> Task details
Across all entries below, how many lines include "HOOC"? Only the number, please.

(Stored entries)
+ + +

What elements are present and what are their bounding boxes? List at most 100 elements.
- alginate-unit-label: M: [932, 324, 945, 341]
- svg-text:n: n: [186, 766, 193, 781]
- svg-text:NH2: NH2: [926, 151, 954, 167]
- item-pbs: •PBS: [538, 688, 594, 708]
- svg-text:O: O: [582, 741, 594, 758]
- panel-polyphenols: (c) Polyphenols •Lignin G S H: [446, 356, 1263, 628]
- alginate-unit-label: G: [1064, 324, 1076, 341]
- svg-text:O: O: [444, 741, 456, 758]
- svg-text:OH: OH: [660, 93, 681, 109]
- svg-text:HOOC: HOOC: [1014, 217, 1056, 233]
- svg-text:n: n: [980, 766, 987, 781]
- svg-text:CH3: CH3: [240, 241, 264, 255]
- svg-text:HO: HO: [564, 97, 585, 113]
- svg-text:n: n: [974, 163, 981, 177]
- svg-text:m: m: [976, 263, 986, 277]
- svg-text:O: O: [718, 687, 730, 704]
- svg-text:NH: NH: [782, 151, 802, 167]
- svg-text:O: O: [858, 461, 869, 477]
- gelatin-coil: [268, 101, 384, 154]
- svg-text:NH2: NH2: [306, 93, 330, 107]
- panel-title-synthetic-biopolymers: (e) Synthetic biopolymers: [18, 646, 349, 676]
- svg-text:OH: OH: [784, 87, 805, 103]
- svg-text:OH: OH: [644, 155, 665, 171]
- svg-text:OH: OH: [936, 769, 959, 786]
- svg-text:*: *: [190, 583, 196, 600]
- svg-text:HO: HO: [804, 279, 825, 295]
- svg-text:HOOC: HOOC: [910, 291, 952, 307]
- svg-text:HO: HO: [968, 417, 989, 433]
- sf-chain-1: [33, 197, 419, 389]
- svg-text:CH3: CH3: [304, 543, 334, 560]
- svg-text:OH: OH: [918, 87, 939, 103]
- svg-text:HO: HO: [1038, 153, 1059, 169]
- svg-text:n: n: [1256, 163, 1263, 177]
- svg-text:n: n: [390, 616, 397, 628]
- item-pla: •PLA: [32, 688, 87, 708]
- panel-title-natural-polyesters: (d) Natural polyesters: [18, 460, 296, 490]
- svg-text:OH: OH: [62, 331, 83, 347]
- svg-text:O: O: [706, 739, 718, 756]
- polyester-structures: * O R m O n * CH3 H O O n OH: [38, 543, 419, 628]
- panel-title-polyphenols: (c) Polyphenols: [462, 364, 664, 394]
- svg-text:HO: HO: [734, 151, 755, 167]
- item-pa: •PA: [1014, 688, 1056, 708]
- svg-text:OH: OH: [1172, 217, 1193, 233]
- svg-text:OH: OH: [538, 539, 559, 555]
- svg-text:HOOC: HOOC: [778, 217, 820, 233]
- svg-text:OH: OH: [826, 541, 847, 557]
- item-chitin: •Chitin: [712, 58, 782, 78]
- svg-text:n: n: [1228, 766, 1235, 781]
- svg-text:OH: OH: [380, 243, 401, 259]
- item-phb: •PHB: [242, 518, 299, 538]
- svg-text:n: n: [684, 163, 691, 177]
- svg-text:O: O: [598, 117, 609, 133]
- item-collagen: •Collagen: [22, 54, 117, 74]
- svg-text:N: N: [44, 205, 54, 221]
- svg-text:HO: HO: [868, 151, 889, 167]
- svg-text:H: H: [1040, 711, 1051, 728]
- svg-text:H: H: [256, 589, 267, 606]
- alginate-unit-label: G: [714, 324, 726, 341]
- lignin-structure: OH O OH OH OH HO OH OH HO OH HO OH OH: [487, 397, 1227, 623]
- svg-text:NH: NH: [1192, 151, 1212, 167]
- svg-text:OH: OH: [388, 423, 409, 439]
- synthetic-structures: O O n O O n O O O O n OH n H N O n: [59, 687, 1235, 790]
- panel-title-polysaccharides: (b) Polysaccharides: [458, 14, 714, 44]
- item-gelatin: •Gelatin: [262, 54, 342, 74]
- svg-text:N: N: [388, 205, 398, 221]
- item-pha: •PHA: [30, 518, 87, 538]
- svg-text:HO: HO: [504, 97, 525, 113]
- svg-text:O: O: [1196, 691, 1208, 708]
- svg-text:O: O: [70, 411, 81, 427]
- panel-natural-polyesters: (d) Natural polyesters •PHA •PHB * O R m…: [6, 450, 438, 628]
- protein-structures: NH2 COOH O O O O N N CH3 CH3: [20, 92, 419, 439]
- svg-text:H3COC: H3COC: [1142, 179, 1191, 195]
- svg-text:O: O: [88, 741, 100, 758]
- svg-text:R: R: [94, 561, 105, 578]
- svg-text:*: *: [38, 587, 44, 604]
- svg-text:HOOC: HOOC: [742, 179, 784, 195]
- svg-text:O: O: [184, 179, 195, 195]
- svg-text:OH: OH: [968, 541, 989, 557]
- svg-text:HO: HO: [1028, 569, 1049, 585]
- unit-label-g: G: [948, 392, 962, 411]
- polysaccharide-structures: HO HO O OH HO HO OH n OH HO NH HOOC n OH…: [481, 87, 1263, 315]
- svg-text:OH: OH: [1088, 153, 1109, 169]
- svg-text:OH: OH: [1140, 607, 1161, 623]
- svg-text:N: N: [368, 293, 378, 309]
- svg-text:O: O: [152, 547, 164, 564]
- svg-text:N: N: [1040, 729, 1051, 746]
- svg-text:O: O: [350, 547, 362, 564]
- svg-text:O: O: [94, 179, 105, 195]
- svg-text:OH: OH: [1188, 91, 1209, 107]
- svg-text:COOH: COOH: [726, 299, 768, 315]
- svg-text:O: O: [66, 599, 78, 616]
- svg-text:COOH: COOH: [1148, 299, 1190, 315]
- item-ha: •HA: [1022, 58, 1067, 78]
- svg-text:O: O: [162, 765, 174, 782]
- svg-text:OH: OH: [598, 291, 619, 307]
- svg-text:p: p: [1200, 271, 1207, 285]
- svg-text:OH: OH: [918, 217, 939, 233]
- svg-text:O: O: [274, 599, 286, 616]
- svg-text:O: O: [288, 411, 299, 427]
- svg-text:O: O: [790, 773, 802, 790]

+ + +

> Response to this exercise
5